> **Your goal**: Within the records that follow, find every line containing the string "background". Copy those lines.

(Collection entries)
## begin

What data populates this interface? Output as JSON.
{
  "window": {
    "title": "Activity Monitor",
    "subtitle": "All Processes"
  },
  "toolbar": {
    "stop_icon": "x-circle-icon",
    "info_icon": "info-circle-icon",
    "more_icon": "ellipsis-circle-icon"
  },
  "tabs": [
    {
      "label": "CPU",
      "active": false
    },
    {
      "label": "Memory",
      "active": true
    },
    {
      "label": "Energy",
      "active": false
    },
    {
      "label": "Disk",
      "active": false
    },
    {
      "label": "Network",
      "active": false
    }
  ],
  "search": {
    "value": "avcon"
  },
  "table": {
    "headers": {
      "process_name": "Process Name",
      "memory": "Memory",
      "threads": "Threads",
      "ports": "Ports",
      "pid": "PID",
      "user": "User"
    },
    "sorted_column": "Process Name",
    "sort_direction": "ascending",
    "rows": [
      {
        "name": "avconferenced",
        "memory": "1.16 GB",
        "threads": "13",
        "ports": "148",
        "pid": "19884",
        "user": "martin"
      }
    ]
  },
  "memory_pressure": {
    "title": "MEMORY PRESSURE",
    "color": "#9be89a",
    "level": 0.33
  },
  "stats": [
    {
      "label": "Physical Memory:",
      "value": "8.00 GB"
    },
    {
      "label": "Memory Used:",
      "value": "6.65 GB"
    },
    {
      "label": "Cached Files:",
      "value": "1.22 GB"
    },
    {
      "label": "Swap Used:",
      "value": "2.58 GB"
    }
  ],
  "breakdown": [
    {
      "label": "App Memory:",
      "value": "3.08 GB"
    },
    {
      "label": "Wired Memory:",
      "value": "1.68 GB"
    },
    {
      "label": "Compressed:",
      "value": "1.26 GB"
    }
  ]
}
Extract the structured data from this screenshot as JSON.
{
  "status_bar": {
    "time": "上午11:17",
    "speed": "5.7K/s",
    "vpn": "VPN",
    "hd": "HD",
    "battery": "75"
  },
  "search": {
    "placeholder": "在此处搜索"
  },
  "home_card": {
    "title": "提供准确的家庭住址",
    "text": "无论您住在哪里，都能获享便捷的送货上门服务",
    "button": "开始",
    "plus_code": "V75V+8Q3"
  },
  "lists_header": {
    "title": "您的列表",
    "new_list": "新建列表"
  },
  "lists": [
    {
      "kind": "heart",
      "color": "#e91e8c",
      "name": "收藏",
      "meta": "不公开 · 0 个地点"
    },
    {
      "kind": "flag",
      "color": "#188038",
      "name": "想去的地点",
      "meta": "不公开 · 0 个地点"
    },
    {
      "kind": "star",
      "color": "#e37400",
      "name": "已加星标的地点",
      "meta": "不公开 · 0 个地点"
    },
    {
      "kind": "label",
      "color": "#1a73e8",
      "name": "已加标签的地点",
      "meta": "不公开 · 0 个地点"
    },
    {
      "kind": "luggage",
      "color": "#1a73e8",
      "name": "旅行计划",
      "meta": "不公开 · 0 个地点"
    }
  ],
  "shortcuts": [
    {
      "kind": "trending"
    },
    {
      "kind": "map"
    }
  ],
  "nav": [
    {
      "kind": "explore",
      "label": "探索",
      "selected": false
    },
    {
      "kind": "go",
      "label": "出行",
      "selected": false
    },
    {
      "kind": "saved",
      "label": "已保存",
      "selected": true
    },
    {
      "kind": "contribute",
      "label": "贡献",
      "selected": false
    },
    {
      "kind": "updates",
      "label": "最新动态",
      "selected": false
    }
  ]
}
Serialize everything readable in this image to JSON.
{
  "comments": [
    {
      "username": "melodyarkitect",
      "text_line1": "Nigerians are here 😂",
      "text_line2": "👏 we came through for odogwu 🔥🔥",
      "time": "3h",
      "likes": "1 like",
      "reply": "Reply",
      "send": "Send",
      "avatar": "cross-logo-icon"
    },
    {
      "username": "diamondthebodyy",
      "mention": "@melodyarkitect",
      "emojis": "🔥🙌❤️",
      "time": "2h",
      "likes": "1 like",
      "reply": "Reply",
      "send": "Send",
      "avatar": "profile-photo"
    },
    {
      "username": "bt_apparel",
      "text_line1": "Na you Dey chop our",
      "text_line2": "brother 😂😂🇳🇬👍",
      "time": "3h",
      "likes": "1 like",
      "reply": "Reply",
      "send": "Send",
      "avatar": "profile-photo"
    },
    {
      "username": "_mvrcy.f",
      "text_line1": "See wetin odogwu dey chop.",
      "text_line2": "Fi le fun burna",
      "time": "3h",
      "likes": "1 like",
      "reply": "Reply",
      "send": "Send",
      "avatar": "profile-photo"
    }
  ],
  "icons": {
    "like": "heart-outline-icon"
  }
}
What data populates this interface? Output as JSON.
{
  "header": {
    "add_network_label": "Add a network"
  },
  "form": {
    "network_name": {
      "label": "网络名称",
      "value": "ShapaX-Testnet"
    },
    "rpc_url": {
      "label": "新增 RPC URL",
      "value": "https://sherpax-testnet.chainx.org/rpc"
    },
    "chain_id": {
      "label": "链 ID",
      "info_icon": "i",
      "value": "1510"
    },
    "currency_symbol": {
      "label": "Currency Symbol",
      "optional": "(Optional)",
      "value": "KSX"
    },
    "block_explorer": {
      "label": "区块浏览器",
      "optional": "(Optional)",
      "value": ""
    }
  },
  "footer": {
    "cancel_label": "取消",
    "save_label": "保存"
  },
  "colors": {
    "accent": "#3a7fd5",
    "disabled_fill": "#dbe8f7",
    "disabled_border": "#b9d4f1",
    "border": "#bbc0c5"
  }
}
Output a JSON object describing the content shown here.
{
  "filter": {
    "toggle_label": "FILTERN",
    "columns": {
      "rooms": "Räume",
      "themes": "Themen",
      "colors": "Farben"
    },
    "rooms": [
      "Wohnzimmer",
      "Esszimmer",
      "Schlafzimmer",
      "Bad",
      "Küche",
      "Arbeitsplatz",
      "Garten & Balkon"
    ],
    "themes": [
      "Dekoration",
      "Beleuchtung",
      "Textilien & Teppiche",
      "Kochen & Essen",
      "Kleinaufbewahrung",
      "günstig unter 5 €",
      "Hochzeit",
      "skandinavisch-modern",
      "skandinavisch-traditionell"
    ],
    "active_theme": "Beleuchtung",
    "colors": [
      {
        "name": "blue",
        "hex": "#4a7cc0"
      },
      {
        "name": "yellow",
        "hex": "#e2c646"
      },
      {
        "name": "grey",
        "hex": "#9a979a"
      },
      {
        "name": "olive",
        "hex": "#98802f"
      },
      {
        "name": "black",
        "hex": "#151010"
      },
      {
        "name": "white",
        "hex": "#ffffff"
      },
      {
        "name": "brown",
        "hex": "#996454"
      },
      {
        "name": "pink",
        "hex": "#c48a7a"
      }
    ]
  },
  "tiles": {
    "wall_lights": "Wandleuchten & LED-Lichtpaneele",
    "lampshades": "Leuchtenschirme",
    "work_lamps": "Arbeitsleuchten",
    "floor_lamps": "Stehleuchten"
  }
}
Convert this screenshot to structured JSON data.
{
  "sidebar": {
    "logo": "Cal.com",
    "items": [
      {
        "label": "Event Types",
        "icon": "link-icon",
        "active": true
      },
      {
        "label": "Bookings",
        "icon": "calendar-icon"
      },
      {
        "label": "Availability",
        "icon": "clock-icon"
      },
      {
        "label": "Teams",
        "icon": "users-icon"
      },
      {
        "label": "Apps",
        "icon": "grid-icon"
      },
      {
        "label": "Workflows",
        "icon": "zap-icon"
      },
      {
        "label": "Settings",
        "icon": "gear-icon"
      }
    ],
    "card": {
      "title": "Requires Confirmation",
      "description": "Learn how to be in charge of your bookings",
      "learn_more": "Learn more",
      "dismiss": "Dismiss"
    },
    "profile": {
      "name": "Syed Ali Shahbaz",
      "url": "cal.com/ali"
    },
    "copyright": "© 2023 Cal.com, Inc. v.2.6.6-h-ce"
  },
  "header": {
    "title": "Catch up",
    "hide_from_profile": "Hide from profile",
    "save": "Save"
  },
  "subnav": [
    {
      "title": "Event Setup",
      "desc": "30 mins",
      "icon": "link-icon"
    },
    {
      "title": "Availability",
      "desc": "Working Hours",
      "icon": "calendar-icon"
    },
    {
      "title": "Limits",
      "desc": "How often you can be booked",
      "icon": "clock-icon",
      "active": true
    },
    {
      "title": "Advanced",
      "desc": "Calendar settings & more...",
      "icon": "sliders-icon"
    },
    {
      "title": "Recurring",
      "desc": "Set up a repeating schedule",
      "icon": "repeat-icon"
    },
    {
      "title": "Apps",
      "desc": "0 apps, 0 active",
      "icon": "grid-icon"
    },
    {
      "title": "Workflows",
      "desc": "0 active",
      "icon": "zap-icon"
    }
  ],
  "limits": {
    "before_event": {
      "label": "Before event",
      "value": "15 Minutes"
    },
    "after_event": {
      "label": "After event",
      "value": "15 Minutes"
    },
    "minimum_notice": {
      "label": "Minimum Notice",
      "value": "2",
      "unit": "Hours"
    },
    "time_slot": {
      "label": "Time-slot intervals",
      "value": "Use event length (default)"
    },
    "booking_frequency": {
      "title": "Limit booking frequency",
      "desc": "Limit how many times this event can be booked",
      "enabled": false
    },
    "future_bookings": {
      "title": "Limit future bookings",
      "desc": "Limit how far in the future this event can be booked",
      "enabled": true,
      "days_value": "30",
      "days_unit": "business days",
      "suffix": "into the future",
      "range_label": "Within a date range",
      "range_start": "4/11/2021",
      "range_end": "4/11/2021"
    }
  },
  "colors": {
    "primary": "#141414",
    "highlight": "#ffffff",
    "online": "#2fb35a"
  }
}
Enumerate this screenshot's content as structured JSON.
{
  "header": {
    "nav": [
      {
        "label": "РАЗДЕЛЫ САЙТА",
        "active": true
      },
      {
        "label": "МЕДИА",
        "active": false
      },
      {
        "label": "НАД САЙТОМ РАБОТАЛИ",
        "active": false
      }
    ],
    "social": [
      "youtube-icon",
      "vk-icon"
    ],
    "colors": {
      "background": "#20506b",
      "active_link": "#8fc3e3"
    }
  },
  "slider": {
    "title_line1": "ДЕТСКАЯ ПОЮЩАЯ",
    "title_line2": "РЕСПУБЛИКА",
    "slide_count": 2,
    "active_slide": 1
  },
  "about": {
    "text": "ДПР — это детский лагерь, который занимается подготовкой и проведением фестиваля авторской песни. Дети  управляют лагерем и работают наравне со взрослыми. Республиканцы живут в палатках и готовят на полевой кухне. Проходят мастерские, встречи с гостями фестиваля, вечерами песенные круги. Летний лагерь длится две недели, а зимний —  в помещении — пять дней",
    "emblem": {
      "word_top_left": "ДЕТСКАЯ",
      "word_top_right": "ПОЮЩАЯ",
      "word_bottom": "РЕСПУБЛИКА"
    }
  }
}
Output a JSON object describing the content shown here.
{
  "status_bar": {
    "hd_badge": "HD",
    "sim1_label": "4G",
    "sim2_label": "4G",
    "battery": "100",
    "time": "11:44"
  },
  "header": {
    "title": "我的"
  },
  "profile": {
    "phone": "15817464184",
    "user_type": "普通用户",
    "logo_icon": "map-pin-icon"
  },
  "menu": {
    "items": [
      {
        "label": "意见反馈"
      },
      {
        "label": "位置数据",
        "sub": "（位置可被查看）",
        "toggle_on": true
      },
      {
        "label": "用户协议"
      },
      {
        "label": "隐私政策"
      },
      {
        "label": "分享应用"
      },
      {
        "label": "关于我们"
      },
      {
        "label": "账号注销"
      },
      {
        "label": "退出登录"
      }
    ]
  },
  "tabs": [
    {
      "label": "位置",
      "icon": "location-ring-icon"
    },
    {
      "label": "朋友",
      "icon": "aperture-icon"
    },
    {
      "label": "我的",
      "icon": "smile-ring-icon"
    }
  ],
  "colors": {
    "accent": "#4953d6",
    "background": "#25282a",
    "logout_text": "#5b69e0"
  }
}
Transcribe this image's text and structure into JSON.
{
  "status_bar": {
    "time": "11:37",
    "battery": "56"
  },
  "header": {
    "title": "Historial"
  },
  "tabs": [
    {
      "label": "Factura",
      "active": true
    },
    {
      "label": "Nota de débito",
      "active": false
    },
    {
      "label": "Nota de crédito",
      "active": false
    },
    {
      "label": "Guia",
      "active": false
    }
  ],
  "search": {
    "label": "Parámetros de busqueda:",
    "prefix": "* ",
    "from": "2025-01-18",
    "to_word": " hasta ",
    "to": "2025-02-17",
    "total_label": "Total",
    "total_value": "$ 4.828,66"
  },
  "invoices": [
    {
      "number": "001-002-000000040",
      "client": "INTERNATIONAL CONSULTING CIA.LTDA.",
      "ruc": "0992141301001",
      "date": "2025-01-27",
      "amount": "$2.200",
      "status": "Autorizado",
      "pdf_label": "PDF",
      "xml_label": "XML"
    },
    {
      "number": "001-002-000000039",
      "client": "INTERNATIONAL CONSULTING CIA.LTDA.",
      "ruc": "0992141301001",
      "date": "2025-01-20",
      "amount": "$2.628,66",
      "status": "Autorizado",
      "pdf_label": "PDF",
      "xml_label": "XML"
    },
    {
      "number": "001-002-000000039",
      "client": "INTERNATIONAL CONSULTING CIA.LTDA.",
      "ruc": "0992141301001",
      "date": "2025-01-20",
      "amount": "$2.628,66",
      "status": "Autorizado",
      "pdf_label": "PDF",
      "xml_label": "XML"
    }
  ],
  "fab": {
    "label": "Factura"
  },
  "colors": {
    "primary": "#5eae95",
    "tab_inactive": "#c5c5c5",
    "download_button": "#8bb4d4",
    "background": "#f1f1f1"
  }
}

## end

> **Reply to the exercise**:
      "background": "#20506b",
    "background": "#25282a",
    "background": "#f1f1f1"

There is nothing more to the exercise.